> **DESCRIPTION OF THE TASK**
Leave out the pictures and restate the rest of the data exactly.

> **EXTRACTED DATA**
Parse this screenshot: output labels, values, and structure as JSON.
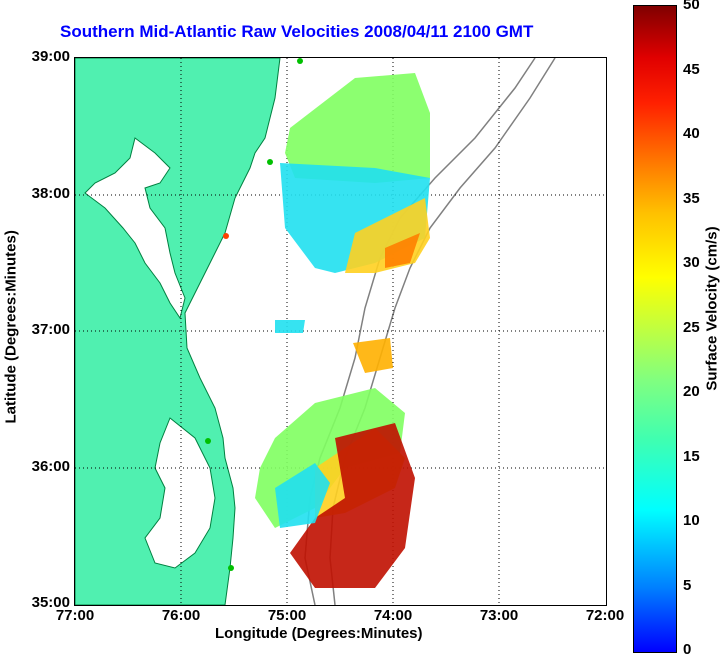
{
  "title": "Southern Mid-Atlantic Raw Velocities 2008/04/11 2100 GMT",
  "x_axis": {
    "label": "Longitude (Degrees:Minutes)",
    "ticks": [
      "77:00",
      "76:00",
      "75:00",
      "74:00",
      "73:00",
      "72:00"
    ]
  },
  "y_axis": {
    "label": "Latitude (Degrees:Minutes)",
    "ticks": [
      "39:00",
      "38:00",
      "37:00",
      "36:00",
      "35:00"
    ]
  },
  "colorbar": {
    "label": "Surface Velocity (cm/s)",
    "ticks": [
      "50",
      "45",
      "40",
      "35",
      "30",
      "25",
      "20",
      "15",
      "10",
      "5",
      "0"
    ],
    "range": [
      0,
      50
    ]
  },
  "map": {
    "land_color": "#50f0b0",
    "coast_color": "#008040",
    "contour_color": "#808080",
    "grid": "dotted",
    "lon_range": [
      -77,
      -72
    ],
    "lat_range": [
      35,
      39
    ]
  }
}
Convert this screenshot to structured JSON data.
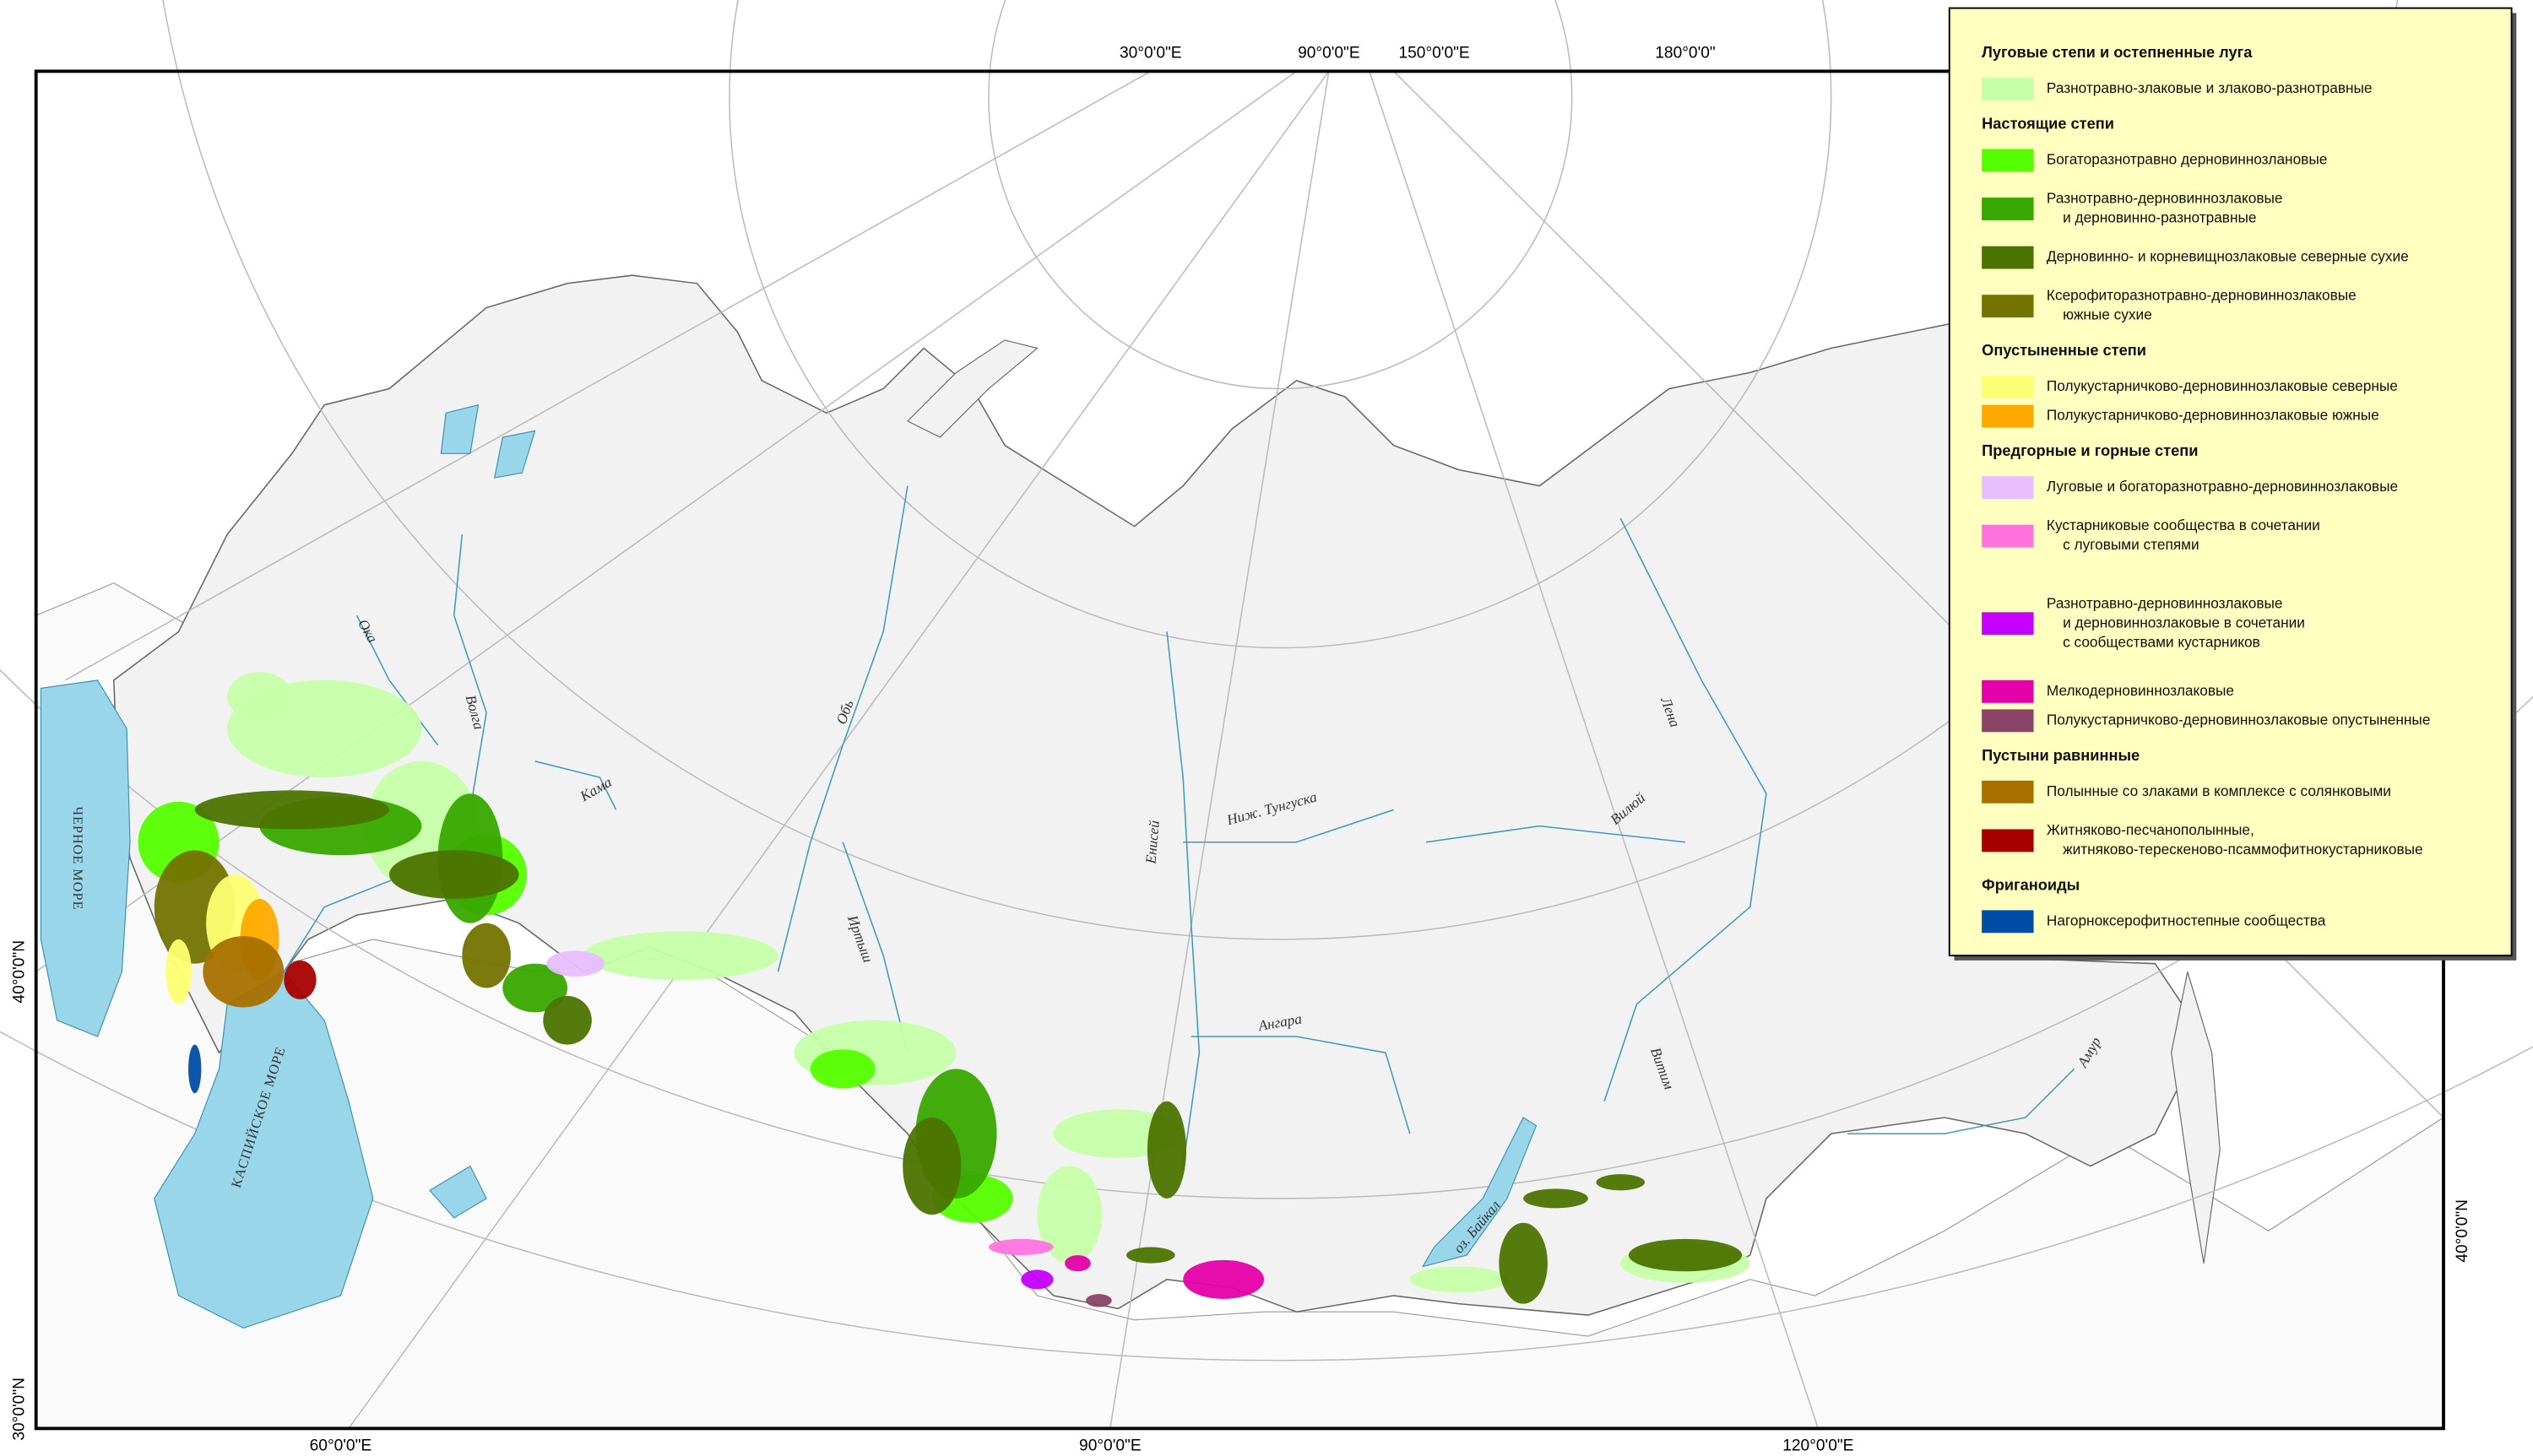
{
  "map": {
    "graticule_labels": {
      "top": [
        "30°0'0\"E",
        "90°0'0\"E",
        "150°0'0\"E",
        "180°0'0\""
      ],
      "bottom": [
        "60°0'0\"E",
        "90°0'0\"E",
        "120°0'0\"E"
      ],
      "left": [
        "40°0'0\"N",
        "30°0'0\"N"
      ],
      "right": [
        "40°0'0\"N"
      ]
    },
    "water_labels": [
      "ЧЕРНОЕ МОРЕ",
      "КАСПИЙСКОЕ МОРЕ",
      "Ока",
      "Волга",
      "Кама",
      "Обь",
      "Иртыш",
      "Енисей",
      "Ниж. Тунгуска",
      "Ангара",
      "Вилюй",
      "Лена",
      "Витим",
      "Амур",
      "оз. Байкал"
    ],
    "legend": {
      "groups": [
        {
          "title": "Луговые степи и остепненные луга",
          "items": [
            {
              "label": [
                "Разнотравно-злаковые и злаково-разнотравные"
              ],
              "color": "#c6ffa8"
            }
          ]
        },
        {
          "title": "Настоящие степи",
          "items": [
            {
              "label": [
                "Богаторазнотравно дерновиннозлановые"
              ],
              "color": "#55ff00"
            },
            {
              "label": [
                "Разнотравно-дерновиннозлаковые",
                "и дерновинно-разнотравные"
              ],
              "color": "#38a800"
            },
            {
              "label": [
                "Дерновинно- и корневищнозлаковые северные сухие"
              ],
              "color": "#4c7300"
            },
            {
              "label": [
                "Ксерофиторазнотравно-дерновиннозлаковые",
                "южные сухие"
              ],
              "color": "#737300"
            }
          ]
        },
        {
          "title": "Опустыненные степи",
          "items": [
            {
              "label": [
                "Полукустарничково-дерновиннозлаковые северные"
              ],
              "color": "#ffff73"
            },
            {
              "label": [
                "Полукустарничково-дерновиннозлаковые южные"
              ],
              "color": "#ffaa00"
            }
          ]
        },
        {
          "title": "Предгорные и горные степи",
          "items": [
            {
              "label": [
                "Луговые и богаторазнотравно-дерновиннозлаковые"
              ],
              "color": "#e8beff"
            },
            {
              "label": [
                "Кустарниковые сообщества в сочетании",
                "с луговыми степями"
              ],
              "color": "#ff73df"
            },
            {
              "label": [
                "Разнотравно-дерновиннозлаковые",
                "и дерновиннозлаковые в сочетании",
                "с сообществами кустарников"
              ],
              "color": "#c500ff"
            },
            {
              "label": [
                "Мелкодерновиннозлаковые"
              ],
              "color": "#e600a9"
            },
            {
              "label": [
                "Полукустарничково-дерновиннозлаковые опустыненные"
              ],
              "color": "#8a4466"
            }
          ]
        },
        {
          "title": "Пустыни равнинные",
          "items": [
            {
              "label": [
                "Полынные со злаками в комплексе с солянковыми"
              ],
              "color": "#a87000"
            },
            {
              "label": [
                "Житняково-песчанополынные,",
                "житняково-терескеново-псаммофитнокустарниковые"
              ],
              "color": "#a80000"
            }
          ]
        },
        {
          "title": "Фриганоиды",
          "items": [
            {
              "label": [
                "Нагорноксерофитностепные сообщества"
              ],
              "color": "#004da8"
            }
          ]
        }
      ]
    }
  }
}
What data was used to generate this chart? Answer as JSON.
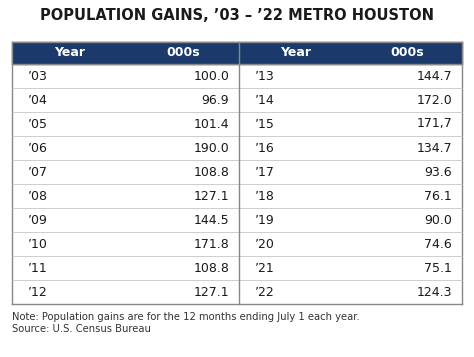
{
  "title": "POPULATION GAINS, ’03 – ’22 METRO HOUSTON",
  "header_bg": "#1b3a6b",
  "header_fg": "#ffffff",
  "text_color": "#1a1a1a",
  "note_text": "Note: Population gains are for the 12 months ending July 1 each year.\nSource: U.S. Census Bureau",
  "left_years": [
    "’03",
    "’04",
    "’05",
    "’06",
    "’07",
    "’08",
    "’09",
    "’10",
    "’11",
    "’12"
  ],
  "left_values": [
    "100.0",
    "96.9",
    "101.4",
    "190.0",
    "108.8",
    "127.1",
    "144.5",
    "171.8",
    "108.8",
    "127.1"
  ],
  "right_years": [
    "’13",
    "’14",
    "’15",
    "’16",
    "’17",
    "’18",
    "’19",
    "’20",
    "’21",
    "’22"
  ],
  "right_values": [
    "144.7",
    "172.0",
    "171,7",
    "134.7",
    "93.6",
    "76.1",
    "90.0",
    "74.6",
    "75.1",
    "124.3"
  ],
  "col_headers": [
    "Year",
    "000s",
    "Year",
    "000s"
  ],
  "fig_w": 4.74,
  "fig_h": 3.57,
  "dpi": 100
}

> **RESPONSE BELOW**
Parse this screenshot: output labels, values, and structure as JSON.
{
  "title": "Southern Mid-Atlantic Raw Velocities 2008/04/11 2100 GMT",
  "x_axis": {
    "label": "Longitude (Degrees:Minutes)",
    "ticks": [
      "77:00",
      "76:00",
      "75:00",
      "74:00",
      "73:00",
      "72:00"
    ]
  },
  "y_axis": {
    "label": "Latitude (Degrees:Minutes)",
    "ticks": [
      "39:00",
      "38:00",
      "37:00",
      "36:00",
      "35:00"
    ]
  },
  "colorbar": {
    "label": "Surface Velocity (cm/s)",
    "ticks": [
      "50",
      "45",
      "40",
      "35",
      "30",
      "25",
      "20",
      "15",
      "10",
      "5",
      "0"
    ],
    "range": [
      0,
      50
    ]
  },
  "map": {
    "land_color": "#50f0b0",
    "coast_color": "#008040",
    "contour_color": "#808080",
    "grid": "dotted",
    "lon_range": [
      -77,
      -72
    ],
    "lat_range": [
      35,
      39
    ]
  }
}
Convert this screenshot to structured JSON data.
{
  "map": {
    "graticule_labels": {
      "top": [
        "30°0'0\"E",
        "90°0'0\"E",
        "150°0'0\"E",
        "180°0'0\""
      ],
      "bottom": [
        "60°0'0\"E",
        "90°0'0\"E",
        "120°0'0\"E"
      ],
      "left": [
        "40°0'0\"N",
        "30°0'0\"N"
      ],
      "right": [
        "40°0'0\"N"
      ]
    },
    "water_labels": [
      "ЧЕРНОЕ МОРЕ",
      "КАСПИЙСКОЕ МОРЕ",
      "Ока",
      "Волга",
      "Кама",
      "Обь",
      "Иртыш",
      "Енисей",
      "Ниж. Тунгуска",
      "Ангара",
      "Вилюй",
      "Лена",
      "Витим",
      "Амур",
      "оз. Байкал"
    ],
    "legend": {
      "groups": [
        {
          "title": "Луговые степи и остепненные луга",
          "items": [
            {
              "label": [
                "Разнотравно-злаковые и злаково-разнотравные"
              ],
              "color": "#c6ffa8"
            }
          ]
        },
        {
          "title": "Настоящие степи",
          "items": [
            {
              "label": [
                "Богаторазнотравно дерновиннозлановые"
              ],
              "color": "#55ff00"
            },
            {
              "label": [
                "Разнотравно-дерновиннозлаковые",
                "и дерновинно-разнотравные"
              ],
              "color": "#38a800"
            },
            {
              "label": [
                "Дерновинно- и корневищнозлаковые северные сухие"
              ],
              "color": "#4c7300"
            },
            {
              "label": [
                "Ксерофиторазнотравно-дерновиннозлаковые",
                "южные сухие"
              ],
              "color": "#737300"
            }
          ]
        },
        {
          "title": "Опустыненные степи",
          "items": [
            {
              "label": [
                "Полукустарничково-дерновиннозлаковые северные"
              ],
              "color": "#ffff73"
            },
            {
              "label": [
                "Полукустарничково-дерновиннозлаковые южные"
              ],
              "color": "#ffaa00"
            }
          ]
        },
        {
          "title": "Предгорные и горные степи",
          "items": [
            {
              "label": [
                "Луговые и богаторазнотравно-дерновиннозлаковые"
              ],
              "color": "#e8beff"
            },
            {
              "label": [
                "Кустарниковые сообщества в сочетании",
                "с луговыми степями"
              ],
              "color": "#ff73df"
            },
            {
              "label": [
                "Разнотравно-дерновиннозлаковые",
                "и дерновиннозлаковые в сочетании",
                "с сообществами кустарников"
              ],
              "color": "#c500ff"
            },
            {
              "label": [
                "Мелкодерновиннозлаковые"
              ],
              "color": "#e600a9"
            },
            {
              "label": [
                "Полукустарничково-дерновиннозлаковые опустыненные"
              ],
              "color": "#8a4466"
            }
          ]
        },
        {
          "title": "Пустыни равнинные",
          "items": [
            {
              "label": [
                "Полынные со злаками в комплексе с солянковыми"
              ],
              "color": "#a87000"
            },
            {
              "label": [
                "Житняково-песчанополынные,",
                "житняково-терескеново-псаммофитнокустарниковые"
              ],
              "color": "#a80000"
            }
          ]
        },
        {
          "title": "Фриганоиды",
          "items": [
            {
              "label": [
                "Нагорноксерофитностепные сообщества"
              ],
              "color": "#004da8"
            }
          ]
        }
      ]
    }
  }
}
What data was used to generate this chart? Answer as JSON.
{
  "title": "POPULATION GAINS, ’03 – ’22 METRO HOUSTON",
  "header_bg": "#1b3a6b",
  "header_fg": "#ffffff",
  "text_color": "#1a1a1a",
  "note_text": "Note: Population gains are for the 12 months ending July 1 each year.\nSource: U.S. Census Bureau",
  "left_years": [
    "’03",
    "’04",
    "’05",
    "’06",
    "’07",
    "’08",
    "’09",
    "’10",
    "’11",
    "’12"
  ],
  "left_values": [
    "100.0",
    "96.9",
    "101.4",
    "190.0",
    "108.8",
    "127.1",
    "144.5",
    "171.8",
    "108.8",
    "127.1"
  ],
  "right_years": [
    "’13",
    "’14",
    "’15",
    "’16",
    "’17",
    "’18",
    "’19",
    "’20",
    "’21",
    "’22"
  ],
  "right_values": [
    "144.7",
    "172.0",
    "171,7",
    "134.7",
    "93.6",
    "76.1",
    "90.0",
    "74.6",
    "75.1",
    "124.3"
  ],
  "col_headers": [
    "Year",
    "000s",
    "Year",
    "000s"
  ],
  "fig_w": 4.74,
  "fig_h": 3.57,
  "dpi": 100
}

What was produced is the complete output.